◆ **What to work on**:
Write out the data again exactly, skipping every picture.

◆ **Information provided**:

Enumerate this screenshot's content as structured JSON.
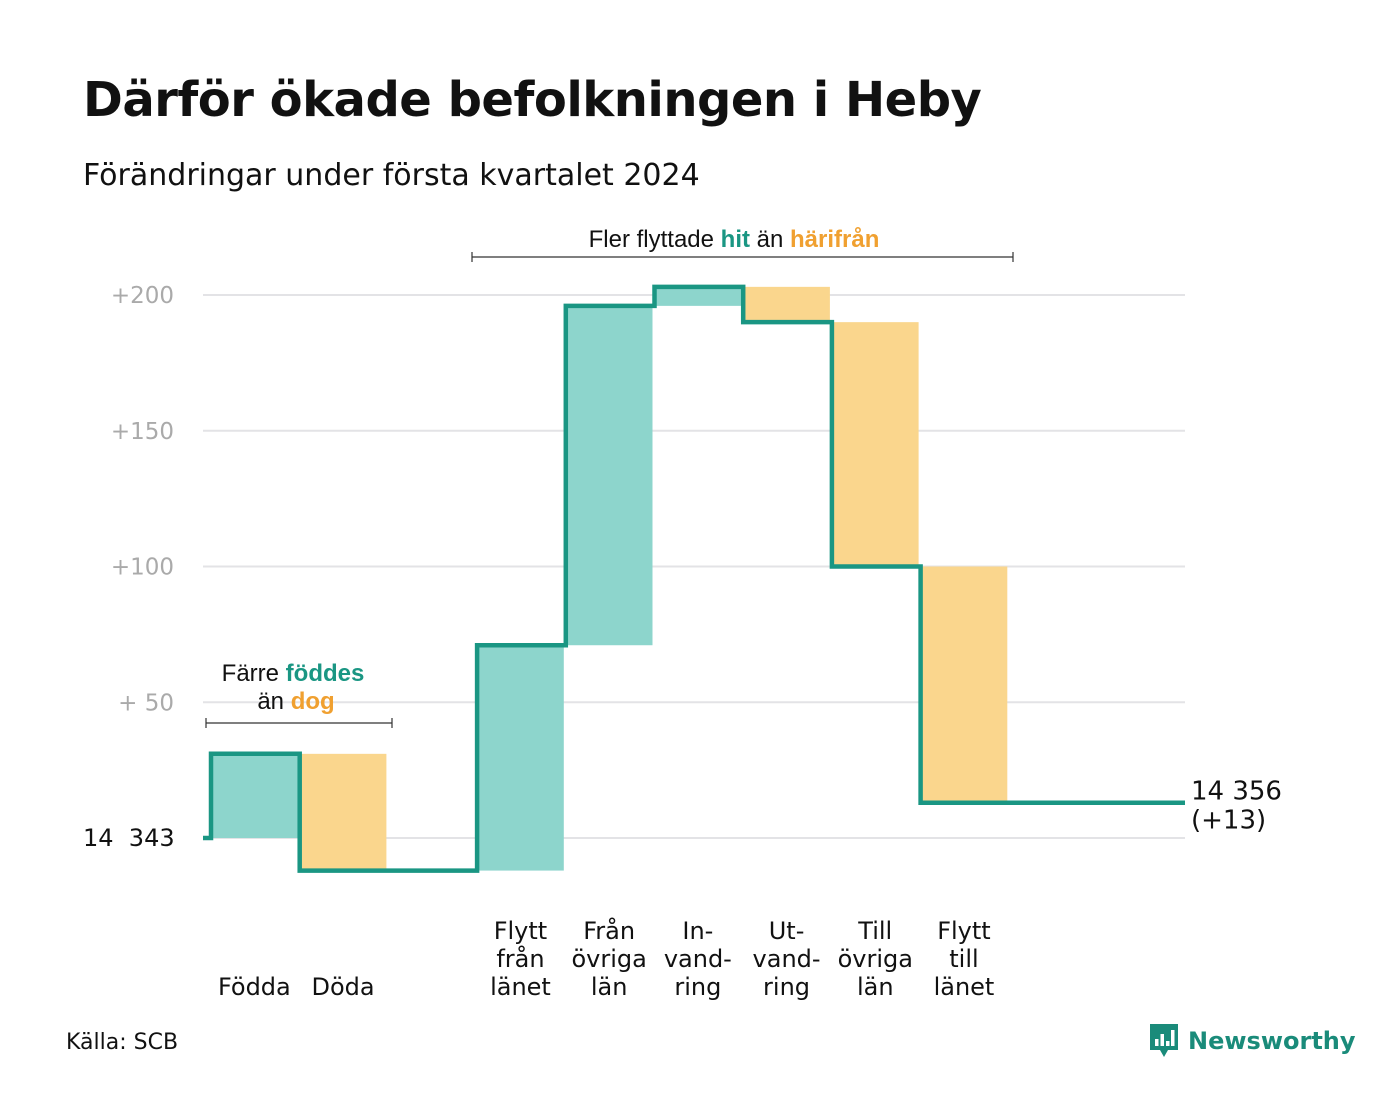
{
  "header": {
    "title": "Därför ökade befolkningen i Heby",
    "subtitle": "Förändringar under första kvartalet 2024"
  },
  "annotations": {
    "births_group": {
      "line1": "Färre ",
      "line1_accent": "föddes",
      "line2": "än ",
      "line2_accent": "dog"
    },
    "migration_group": {
      "pre": "Fler flyttade ",
      "accent1": "hit",
      "mid": " än ",
      "accent2": "härifrån"
    }
  },
  "colors": {
    "teal_line": "#1a9683",
    "teal_fill": "#8dd5cc",
    "orange_fill": "#fad68d",
    "teal_text": "#1a9683",
    "orange_text": "#f0a030",
    "grid": "#e3e3e6",
    "tick_text": "#aaaaaa"
  },
  "chart_data": {
    "type": "waterfall",
    "baseline_value": 14343,
    "baseline_label": "14  343",
    "end_label_line1": "14 356",
    "end_label_line2": "(+13)",
    "yticks": [
      {
        "value": 200,
        "label": "+200"
      },
      {
        "value": 150,
        "label": "+150"
      },
      {
        "value": 100,
        "label": "+100"
      },
      {
        "value": 50,
        "label": "+  50"
      }
    ],
    "ylim": [
      -20,
      210
    ],
    "steps": [
      {
        "label_lines": [
          "Födda"
        ],
        "change": 31,
        "kind": "in",
        "slot": 0
      },
      {
        "label_lines": [
          "Döda"
        ],
        "change": -43,
        "kind": "out",
        "slot": 1
      },
      {
        "label_lines": [
          "Flytt",
          "från",
          "länet"
        ],
        "change": 83,
        "kind": "in",
        "slot": 3
      },
      {
        "label_lines": [
          "Från",
          "övriga",
          "län"
        ],
        "change": 125,
        "kind": "in",
        "slot": 4
      },
      {
        "label_lines": [
          "In-",
          "vand-",
          "ring"
        ],
        "change": 7,
        "kind": "in",
        "slot": 5
      },
      {
        "label_lines": [
          "Ut-",
          "vand-",
          "ring"
        ],
        "change": -13,
        "kind": "out",
        "slot": 6
      },
      {
        "label_lines": [
          "Till",
          "övriga",
          "län"
        ],
        "change": -90,
        "kind": "out",
        "slot": 7
      },
      {
        "label_lines": [
          "Flytt",
          "till",
          "länet"
        ],
        "change": -87,
        "kind": "out",
        "slot": 8
      }
    ],
    "final_change": 13
  },
  "footer": {
    "source": "Källa: SCB",
    "brand": "Newsworthy"
  }
}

◆ **Task result**:
Enumerate this screenshot's content as structured JSON.
{
  "header": {
    "title": "Därför ökade befolkningen i Heby",
    "subtitle": "Förändringar under första kvartalet 2024"
  },
  "annotations": {
    "births_group": {
      "line1": "Färre ",
      "line1_accent": "föddes",
      "line2": "än ",
      "line2_accent": "dog"
    },
    "migration_group": {
      "pre": "Fler flyttade ",
      "accent1": "hit",
      "mid": " än ",
      "accent2": "härifrån"
    }
  },
  "colors": {
    "teal_line": "#1a9683",
    "teal_fill": "#8dd5cc",
    "orange_fill": "#fad68d",
    "teal_text": "#1a9683",
    "orange_text": "#f0a030",
    "grid": "#e3e3e6",
    "tick_text": "#aaaaaa"
  },
  "chart_data": {
    "type": "waterfall",
    "baseline_value": 14343,
    "baseline_label": "14  343",
    "end_label_line1": "14 356",
    "end_label_line2": "(+13)",
    "yticks": [
      {
        "value": 200,
        "label": "+200"
      },
      {
        "value": 150,
        "label": "+150"
      },
      {
        "value": 100,
        "label": "+100"
      },
      {
        "value": 50,
        "label": "+  50"
      }
    ],
    "ylim": [
      -20,
      210
    ],
    "steps": [
      {
        "label_lines": [
          "Födda"
        ],
        "change": 31,
        "kind": "in",
        "slot": 0
      },
      {
        "label_lines": [
          "Döda"
        ],
        "change": -43,
        "kind": "out",
        "slot": 1
      },
      {
        "label_lines": [
          "Flytt",
          "från",
          "länet"
        ],
        "change": 83,
        "kind": "in",
        "slot": 3
      },
      {
        "label_lines": [
          "Från",
          "övriga",
          "län"
        ],
        "change": 125,
        "kind": "in",
        "slot": 4
      },
      {
        "label_lines": [
          "In-",
          "vand-",
          "ring"
        ],
        "change": 7,
        "kind": "in",
        "slot": 5
      },
      {
        "label_lines": [
          "Ut-",
          "vand-",
          "ring"
        ],
        "change": -13,
        "kind": "out",
        "slot": 6
      },
      {
        "label_lines": [
          "Till",
          "övriga",
          "län"
        ],
        "change": -90,
        "kind": "out",
        "slot": 7
      },
      {
        "label_lines": [
          "Flytt",
          "till",
          "länet"
        ],
        "change": -87,
        "kind": "out",
        "slot": 8
      }
    ],
    "final_change": 13
  },
  "footer": {
    "source": "Källa: SCB",
    "brand": "Newsworthy"
  }
}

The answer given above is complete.